[Element location data]
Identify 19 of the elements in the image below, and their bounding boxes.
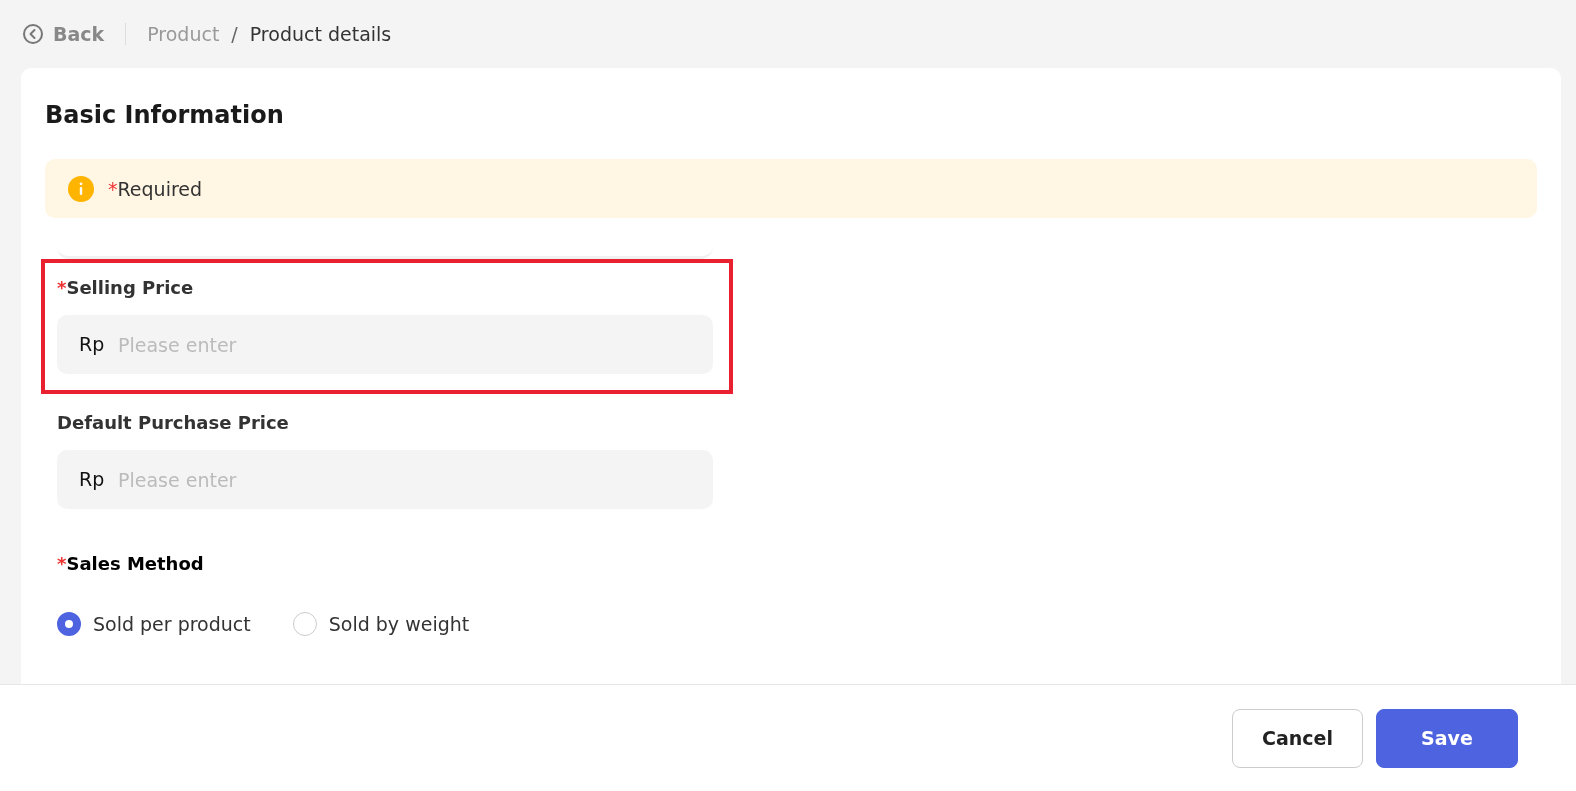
section-title: Basic Information: [45, 101, 285, 129]
currency-prefix: Rp: [79, 468, 105, 490]
currency-prefix: Rp: [79, 333, 105, 355]
radio-option[interactable]: Sold per product: [57, 612, 251, 636]
save-button[interactable]: Save: [1376, 708, 1518, 768]
required-mark: *: [108, 177, 118, 200]
notice-text: Required: [117, 177, 203, 200]
cancel-button[interactable]: Cancel: [1232, 708, 1363, 768]
radio-button[interactable]: [57, 612, 81, 636]
radio-option[interactable]: Sold by weight: [292, 612, 470, 636]
breadcrumb-separator: /: [231, 23, 238, 45]
field-label: Default Purchase Price: [57, 412, 289, 433]
field-label: Selling Price: [66, 277, 194, 298]
required-mark: *: [57, 553, 67, 574]
back-icon: [22, 23, 44, 45]
info-icon: [68, 175, 94, 202]
breadcrumb-item: Product details: [249, 23, 392, 45]
field-label: Sales Method: [66, 553, 204, 574]
required-mark: *: [57, 277, 67, 298]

EXERCISE – Rewrite the material from the line with "section-title: Basic Information: [45, 101, 285, 129]" through its end, switching "field-label" to "form-label" and changing nothing else.

EXERCISE OUTPUT –
section-title: Basic Information: [45, 101, 285, 129]
currency-prefix: Rp: [79, 468, 105, 490]
currency-prefix: Rp: [79, 333, 105, 355]
radio-option[interactable]: Sold per product: [57, 612, 251, 636]
save-button[interactable]: Save: [1376, 708, 1518, 768]
required-mark: *: [108, 177, 118, 200]
notice-text: Required: [117, 177, 203, 200]
cancel-button[interactable]: Cancel: [1232, 708, 1363, 768]
radio-button[interactable]: [57, 612, 81, 636]
radio-option[interactable]: Sold by weight: [292, 612, 470, 636]
breadcrumb-separator: /: [231, 23, 238, 45]
form-label: Default Purchase Price: [57, 412, 289, 433]
form-label: Selling Price: [66, 277, 194, 298]
required-mark: *: [57, 553, 67, 574]
back-icon: [22, 23, 44, 45]
info-icon: [68, 175, 94, 202]
breadcrumb-item: Product details: [249, 23, 392, 45]
form-label: Sales Method: [66, 553, 204, 574]
required-mark: *: [57, 277, 67, 298]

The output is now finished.